WHAT YOU SHOULD DO. Starting from the line that contains "Read this page and output its text content.", reproduce each line exactly through the end of the material, and include no other lines.

MATERIAL PROVIDED.

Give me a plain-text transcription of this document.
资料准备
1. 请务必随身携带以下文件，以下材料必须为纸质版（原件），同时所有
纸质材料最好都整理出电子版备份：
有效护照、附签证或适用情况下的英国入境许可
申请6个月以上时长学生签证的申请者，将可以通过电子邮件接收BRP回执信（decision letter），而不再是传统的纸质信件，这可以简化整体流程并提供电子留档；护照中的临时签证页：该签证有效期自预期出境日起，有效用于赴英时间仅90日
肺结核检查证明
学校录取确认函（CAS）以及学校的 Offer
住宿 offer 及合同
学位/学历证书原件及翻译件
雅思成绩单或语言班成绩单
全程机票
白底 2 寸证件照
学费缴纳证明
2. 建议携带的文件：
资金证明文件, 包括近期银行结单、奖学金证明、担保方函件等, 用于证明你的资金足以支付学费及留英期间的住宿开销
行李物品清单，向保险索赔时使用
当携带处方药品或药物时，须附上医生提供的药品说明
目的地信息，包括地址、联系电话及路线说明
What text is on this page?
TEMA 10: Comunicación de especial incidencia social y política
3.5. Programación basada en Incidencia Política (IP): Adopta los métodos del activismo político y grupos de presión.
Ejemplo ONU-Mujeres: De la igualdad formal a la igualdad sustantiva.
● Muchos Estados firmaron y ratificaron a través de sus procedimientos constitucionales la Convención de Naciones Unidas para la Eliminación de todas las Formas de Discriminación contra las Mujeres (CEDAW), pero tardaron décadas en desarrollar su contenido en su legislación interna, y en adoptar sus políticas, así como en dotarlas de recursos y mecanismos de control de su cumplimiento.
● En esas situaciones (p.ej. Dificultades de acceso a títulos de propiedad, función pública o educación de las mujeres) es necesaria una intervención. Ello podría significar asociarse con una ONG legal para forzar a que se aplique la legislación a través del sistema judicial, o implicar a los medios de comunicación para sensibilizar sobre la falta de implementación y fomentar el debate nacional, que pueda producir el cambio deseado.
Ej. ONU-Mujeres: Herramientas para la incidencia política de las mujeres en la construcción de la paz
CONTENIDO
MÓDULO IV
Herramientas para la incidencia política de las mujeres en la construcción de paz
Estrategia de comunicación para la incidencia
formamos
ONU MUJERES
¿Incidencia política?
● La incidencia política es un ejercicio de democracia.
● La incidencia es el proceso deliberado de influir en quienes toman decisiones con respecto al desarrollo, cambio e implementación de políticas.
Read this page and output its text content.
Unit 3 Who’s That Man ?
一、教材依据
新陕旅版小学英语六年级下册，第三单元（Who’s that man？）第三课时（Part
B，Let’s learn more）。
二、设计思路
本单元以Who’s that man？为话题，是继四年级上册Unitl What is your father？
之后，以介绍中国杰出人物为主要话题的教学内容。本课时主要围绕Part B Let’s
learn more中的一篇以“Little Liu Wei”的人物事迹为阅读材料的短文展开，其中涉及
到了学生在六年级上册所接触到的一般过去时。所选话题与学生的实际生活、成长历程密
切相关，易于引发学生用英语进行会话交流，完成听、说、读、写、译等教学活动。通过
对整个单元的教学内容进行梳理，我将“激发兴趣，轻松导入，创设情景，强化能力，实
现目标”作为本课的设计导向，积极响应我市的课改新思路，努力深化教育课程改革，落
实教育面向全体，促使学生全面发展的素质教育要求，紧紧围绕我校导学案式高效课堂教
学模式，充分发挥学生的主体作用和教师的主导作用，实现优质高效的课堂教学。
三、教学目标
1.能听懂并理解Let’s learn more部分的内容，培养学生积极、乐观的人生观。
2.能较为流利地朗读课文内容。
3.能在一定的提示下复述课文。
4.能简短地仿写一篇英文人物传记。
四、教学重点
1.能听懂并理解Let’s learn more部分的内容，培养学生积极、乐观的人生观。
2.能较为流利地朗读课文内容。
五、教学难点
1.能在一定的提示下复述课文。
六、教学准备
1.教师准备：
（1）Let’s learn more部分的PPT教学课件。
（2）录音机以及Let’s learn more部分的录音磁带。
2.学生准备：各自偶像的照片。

PROBLEM SOLUTION.
Read this page and output its text content.
Unit 3 Who’s That Man ?
一、教材依据
新陕旅版小学英语六年级下册，第三单元（Who’s that man？）第三课时（Part
B，Let’s learn more）。
二、设计思路
本单元以Who’s that man？为话题，是继四年级上册Unitl What is your father？
之后，以介绍中国杰出人物为主要话题的教学内容。本课时主要围绕Part B Let’s
learn more中的一篇以“Little Liu Wei”的人物事迹为阅读材料的短文展开，其中涉及
到了学生在六年级上册所接触到的一般过去时。所选话题与学生的实际生活、成长历程密
切相关，易于引发学生用英语进行会话交流，完成听、说、读、写、译等教学活动。通过
对整个单元的教学内容进行梳理，我将“激发兴趣，轻松导入，创设情景，强化能力，实
现目标”作为本课的设计导向，积极响应我市的课改新思路，努力深化教育课程改革，落
实教育面向全体，促使学生全面发展的素质教育要求，紧紧围绕我校导学案式高效课堂教
学模式，充分发挥学生的主体作用和教师的主导作用，实现优质高效的课堂教学。
三、教学目标
1.能听懂并理解Let’s learn more部分的内容，培养学生积极、乐观的人生观。
2.能较为流利地朗读课文内容。
3.能在一定的提示下复述课文。
4.能简短地仿写一篇英文人物传记。
四、教学重点
1.能听懂并理解Let’s learn more部分的内容，培养学生积极、乐观的人生观。
2.能较为流利地朗读课文内容。
五、教学难点
1.能在一定的提示下复述课文。
六、教学准备
1.教师准备：
（1）Let’s learn more部分的PPT教学课件。
（2）录音机以及Let’s learn more部分的录音磁带。
2.学生准备：各自偶像的照片。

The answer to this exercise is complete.